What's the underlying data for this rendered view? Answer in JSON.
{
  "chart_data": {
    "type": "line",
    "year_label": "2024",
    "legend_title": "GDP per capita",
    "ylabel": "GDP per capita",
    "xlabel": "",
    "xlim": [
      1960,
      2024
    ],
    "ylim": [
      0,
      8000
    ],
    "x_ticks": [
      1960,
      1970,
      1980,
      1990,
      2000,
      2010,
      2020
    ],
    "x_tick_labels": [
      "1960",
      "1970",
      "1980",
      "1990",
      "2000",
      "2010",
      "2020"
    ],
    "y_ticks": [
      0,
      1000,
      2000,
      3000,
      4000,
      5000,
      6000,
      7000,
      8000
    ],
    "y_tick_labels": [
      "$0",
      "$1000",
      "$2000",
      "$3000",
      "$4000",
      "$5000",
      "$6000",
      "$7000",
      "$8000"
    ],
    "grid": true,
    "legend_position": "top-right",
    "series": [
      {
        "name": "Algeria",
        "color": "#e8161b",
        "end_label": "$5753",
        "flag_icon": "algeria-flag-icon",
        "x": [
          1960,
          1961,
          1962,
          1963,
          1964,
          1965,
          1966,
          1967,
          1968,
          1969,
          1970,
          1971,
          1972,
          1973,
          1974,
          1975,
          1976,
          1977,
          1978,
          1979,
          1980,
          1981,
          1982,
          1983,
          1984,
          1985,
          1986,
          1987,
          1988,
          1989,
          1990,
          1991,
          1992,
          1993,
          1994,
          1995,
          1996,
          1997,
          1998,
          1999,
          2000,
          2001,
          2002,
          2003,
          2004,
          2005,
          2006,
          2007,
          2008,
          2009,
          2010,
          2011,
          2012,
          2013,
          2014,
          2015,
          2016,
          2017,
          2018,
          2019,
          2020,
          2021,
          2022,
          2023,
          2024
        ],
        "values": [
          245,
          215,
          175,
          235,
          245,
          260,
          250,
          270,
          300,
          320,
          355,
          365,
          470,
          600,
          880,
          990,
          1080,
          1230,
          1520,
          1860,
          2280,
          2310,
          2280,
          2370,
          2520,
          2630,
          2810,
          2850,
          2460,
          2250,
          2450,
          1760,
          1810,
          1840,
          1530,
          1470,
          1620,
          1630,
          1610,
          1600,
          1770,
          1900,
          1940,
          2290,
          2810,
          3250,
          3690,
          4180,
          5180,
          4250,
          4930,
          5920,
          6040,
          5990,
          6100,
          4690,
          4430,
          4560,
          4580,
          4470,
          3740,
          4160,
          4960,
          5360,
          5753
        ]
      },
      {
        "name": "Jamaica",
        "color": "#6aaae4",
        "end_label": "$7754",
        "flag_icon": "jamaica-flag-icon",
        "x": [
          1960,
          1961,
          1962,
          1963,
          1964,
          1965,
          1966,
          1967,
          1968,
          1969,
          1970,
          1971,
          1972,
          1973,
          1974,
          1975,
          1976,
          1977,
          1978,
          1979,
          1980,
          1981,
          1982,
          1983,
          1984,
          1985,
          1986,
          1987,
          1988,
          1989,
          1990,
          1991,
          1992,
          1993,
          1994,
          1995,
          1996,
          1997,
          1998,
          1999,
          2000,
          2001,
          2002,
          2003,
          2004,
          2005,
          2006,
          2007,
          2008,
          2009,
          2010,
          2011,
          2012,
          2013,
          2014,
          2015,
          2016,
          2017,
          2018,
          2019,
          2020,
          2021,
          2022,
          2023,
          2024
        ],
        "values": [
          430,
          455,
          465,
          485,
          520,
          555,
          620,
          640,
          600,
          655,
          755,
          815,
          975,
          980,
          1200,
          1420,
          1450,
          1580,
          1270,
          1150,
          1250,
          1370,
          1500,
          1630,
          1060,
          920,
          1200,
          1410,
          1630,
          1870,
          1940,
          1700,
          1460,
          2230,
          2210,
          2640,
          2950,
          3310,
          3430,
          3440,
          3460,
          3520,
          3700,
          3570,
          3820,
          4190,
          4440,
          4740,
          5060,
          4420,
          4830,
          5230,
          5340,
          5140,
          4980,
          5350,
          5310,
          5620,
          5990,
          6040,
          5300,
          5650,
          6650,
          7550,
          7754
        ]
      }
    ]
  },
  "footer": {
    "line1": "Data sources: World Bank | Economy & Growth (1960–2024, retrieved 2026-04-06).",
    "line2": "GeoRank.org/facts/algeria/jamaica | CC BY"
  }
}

* * * * *

(YOUR INSTRUCTIONS):
Copy out each line exactly as written.

(SOLUTION TO THIS TASK):
What's the underlying data for this rendered view? Answer in JSON.
{
  "chart_data": {
    "type": "line",
    "year_label": "2024",
    "legend_title": "GDP per capita",
    "ylabel": "GDP per capita",
    "xlabel": "",
    "xlim": [
      1960,
      2024
    ],
    "ylim": [
      0,
      8000
    ],
    "x_ticks": [
      1960,
      1970,
      1980,
      1990,
      2000,
      2010,
      2020
    ],
    "x_tick_labels": [
      "1960",
      "1970",
      "1980",
      "1990",
      "2000",
      "2010",
      "2020"
    ],
    "y_ticks": [
      0,
      1000,
      2000,
      3000,
      4000,
      5000,
      6000,
      7000,
      8000
    ],
    "y_tick_labels": [
      "$0",
      "$1000",
      "$2000",
      "$3000",
      "$4000",
      "$5000",
      "$6000",
      "$7000",
      "$8000"
    ],
    "grid": true,
    "legend_position": "top-right",
    "series": [
      {
        "name": "Algeria",
        "color": "#e8161b",
        "end_label": "$5753",
        "flag_icon": "algeria-flag-icon",
        "x": [
          1960,
          1961,
          1962,
          1963,
          1964,
          1965,
          1966,
          1967,
          1968,
          1969,
          1970,
          1971,
          1972,
          1973,
          1974,
          1975,
          1976,
          1977,
          1978,
          1979,
          1980,
          1981,
          1982,
          1983,
          1984,
          1985,
          1986,
          1987,
          1988,
          1989,
          1990,
          1991,
          1992,
          1993,
          1994,
          1995,
          1996,
          1997,
          1998,
          1999,
          2000,
          2001,
          2002,
          2003,
          2004,
          2005,
          2006,
          2007,
          2008,
          2009,
          2010,
          2011,
          2012,
          2013,
          2014,
          2015,
          2016,
          2017,
          2018,
          2019,
          2020,
          2021,
          2022,
          2023,
          2024
        ],
        "values": [
          245,
          215,
          175,
          235,
          245,
          260,
          250,
          270,
          300,
          320,
          355,
          365,
          470,
          600,
          880,
          990,
          1080,
          1230,
          1520,
          1860,
          2280,
          2310,
          2280,
          2370,
          2520,
          2630,
          2810,
          2850,
          2460,
          2250,
          2450,
          1760,
          1810,
          1840,
          1530,
          1470,
          1620,
          1630,
          1610,
          1600,
          1770,
          1900,
          1940,
          2290,
          2810,
          3250,
          3690,
          4180,
          5180,
          4250,
          4930,
          5920,
          6040,
          5990,
          6100,
          4690,
          4430,
          4560,
          4580,
          4470,
          3740,
          4160,
          4960,
          5360,
          5753
        ]
      },
      {
        "name": "Jamaica",
        "color": "#6aaae4",
        "end_label": "$7754",
        "flag_icon": "jamaica-flag-icon",
        "x": [
          1960,
          1961,
          1962,
          1963,
          1964,
          1965,
          1966,
          1967,
          1968,
          1969,
          1970,
          1971,
          1972,
          1973,
          1974,
          1975,
          1976,
          1977,
          1978,
          1979,
          1980,
          1981,
          1982,
          1983,
          1984,
          1985,
          1986,
          1987,
          1988,
          1989,
          1990,
          1991,
          1992,
          1993,
          1994,
          1995,
          1996,
          1997,
          1998,
          1999,
          2000,
          2001,
          2002,
          2003,
          2004,
          2005,
          2006,
          2007,
          2008,
          2009,
          2010,
          2011,
          2012,
          2013,
          2014,
          2015,
          2016,
          2017,
          2018,
          2019,
          2020,
          2021,
          2022,
          2023,
          2024
        ],
        "values": [
          430,
          455,
          465,
          485,
          520,
          555,
          620,
          640,
          600,
          655,
          755,
          815,
          975,
          980,
          1200,
          1420,
          1450,
          1580,
          1270,
          1150,
          1250,
          1370,
          1500,
          1630,
          1060,
          920,
          1200,
          1410,
          1630,
          1870,
          1940,
          1700,
          1460,
          2230,
          2210,
          2640,
          2950,
          3310,
          3430,
          3440,
          3460,
          3520,
          3700,
          3570,
          3820,
          4190,
          4440,
          4740,
          5060,
          4420,
          4830,
          5230,
          5340,
          5140,
          4980,
          5350,
          5310,
          5620,
          5990,
          6040,
          5300,
          5650,
          6650,
          7550,
          7754
        ]
      }
    ]
  },
  "footer": {
    "line1": "Data sources: World Bank | Economy & Growth (1960–2024, retrieved 2026-04-06).",
    "line2": "GeoRank.org/facts/algeria/jamaica | CC BY"
  }
}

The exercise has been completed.